- Set task: A faithful transcription of all the data is required.

Dataset items
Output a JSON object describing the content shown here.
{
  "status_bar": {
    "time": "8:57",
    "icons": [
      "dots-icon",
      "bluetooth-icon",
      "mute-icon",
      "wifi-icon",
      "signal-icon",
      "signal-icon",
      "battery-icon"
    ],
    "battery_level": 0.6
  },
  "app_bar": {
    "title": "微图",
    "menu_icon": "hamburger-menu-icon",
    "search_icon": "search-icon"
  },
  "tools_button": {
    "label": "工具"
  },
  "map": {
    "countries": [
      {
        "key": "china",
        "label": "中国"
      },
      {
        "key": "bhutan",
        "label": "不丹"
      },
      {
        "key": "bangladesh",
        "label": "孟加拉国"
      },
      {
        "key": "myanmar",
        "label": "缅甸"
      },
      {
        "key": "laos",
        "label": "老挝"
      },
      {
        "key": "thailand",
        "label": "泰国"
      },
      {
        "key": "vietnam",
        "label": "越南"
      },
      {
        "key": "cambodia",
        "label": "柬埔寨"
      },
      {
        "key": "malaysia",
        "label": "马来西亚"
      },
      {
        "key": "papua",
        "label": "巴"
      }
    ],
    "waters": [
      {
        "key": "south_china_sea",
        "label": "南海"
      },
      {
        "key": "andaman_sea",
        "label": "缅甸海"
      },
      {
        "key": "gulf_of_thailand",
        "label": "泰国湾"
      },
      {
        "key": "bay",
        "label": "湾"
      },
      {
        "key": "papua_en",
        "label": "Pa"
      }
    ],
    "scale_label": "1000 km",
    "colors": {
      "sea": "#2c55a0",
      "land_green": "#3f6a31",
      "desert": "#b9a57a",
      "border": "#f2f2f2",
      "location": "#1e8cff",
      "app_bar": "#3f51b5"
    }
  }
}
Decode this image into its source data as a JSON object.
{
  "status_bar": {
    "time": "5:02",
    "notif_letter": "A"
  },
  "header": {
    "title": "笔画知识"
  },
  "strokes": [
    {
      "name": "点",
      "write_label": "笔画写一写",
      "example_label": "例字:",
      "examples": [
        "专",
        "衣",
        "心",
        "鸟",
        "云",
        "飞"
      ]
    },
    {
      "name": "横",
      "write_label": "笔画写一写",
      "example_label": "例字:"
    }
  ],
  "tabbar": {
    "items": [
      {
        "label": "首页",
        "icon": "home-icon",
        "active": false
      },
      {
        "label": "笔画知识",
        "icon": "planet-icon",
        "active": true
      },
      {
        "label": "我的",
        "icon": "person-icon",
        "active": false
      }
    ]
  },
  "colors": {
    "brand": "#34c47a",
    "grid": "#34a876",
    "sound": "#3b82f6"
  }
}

- Solution:
Output a JSON object describing the content shown here.
{
  "status_bar": {
    "time": "8:57",
    "icons": [
      "dots-icon",
      "bluetooth-icon",
      "mute-icon",
      "wifi-icon",
      "signal-icon",
      "signal-icon",
      "battery-icon"
    ],
    "battery_level": 0.6
  },
  "app_bar": {
    "title": "微图",
    "menu_icon": "hamburger-menu-icon",
    "search_icon": "search-icon"
  },
  "tools_button": {
    "label": "工具"
  },
  "map": {
    "countries": [
      {
        "key": "china",
        "label": "中国"
      },
      {
        "key": "bhutan",
        "label": "不丹"
      },
      {
        "key": "bangladesh",
        "label": "孟加拉国"
      },
      {
        "key": "myanmar",
        "label": "缅甸"
      },
      {
        "key": "laos",
        "label": "老挝"
      },
      {
        "key": "thailand",
        "label": "泰国"
      },
      {
        "key": "vietnam",
        "label": "越南"
      },
      {
        "key": "cambodia",
        "label": "柬埔寨"
      },
      {
        "key": "malaysia",
        "label": "马来西亚"
      },
      {
        "key": "papua",
        "label": "巴"
      }
    ],
    "waters": [
      {
        "key": "south_china_sea",
        "label": "南海"
      },
      {
        "key": "andaman_sea",
        "label": "缅甸海"
      },
      {
        "key": "gulf_of_thailand",
        "label": "泰国湾"
      },
      {
        "key": "bay",
        "label": "湾"
      },
      {
        "key": "papua_en",
        "label": "Pa"
      }
    ],
    "scale_label": "1000 km",
    "colors": {
      "sea": "#2c55a0",
      "land_green": "#3f6a31",
      "desert": "#b9a57a",
      "border": "#f2f2f2",
      "location": "#1e8cff",
      "app_bar": "#3f51b5"
    }
  }
}
Decode this image into its source data as a JSON object.
{
  "status_bar": {
    "time": "5:02",
    "notif_letter": "A"
  },
  "header": {
    "title": "笔画知识"
  },
  "strokes": [
    {
      "name": "点",
      "write_label": "笔画写一写",
      "example_label": "例字:",
      "examples": [
        "专",
        "衣",
        "心",
        "鸟",
        "云",
        "飞"
      ]
    },
    {
      "name": "横",
      "write_label": "笔画写一写",
      "example_label": "例字:"
    }
  ],
  "tabbar": {
    "items": [
      {
        "label": "首页",
        "icon": "home-icon",
        "active": false
      },
      {
        "label": "笔画知识",
        "icon": "planet-icon",
        "active": true
      },
      {
        "label": "我的",
        "icon": "person-icon",
        "active": false
      }
    ]
  },
  "colors": {
    "brand": "#34c47a",
    "grid": "#34a876",
    "sound": "#3b82f6"
  }
}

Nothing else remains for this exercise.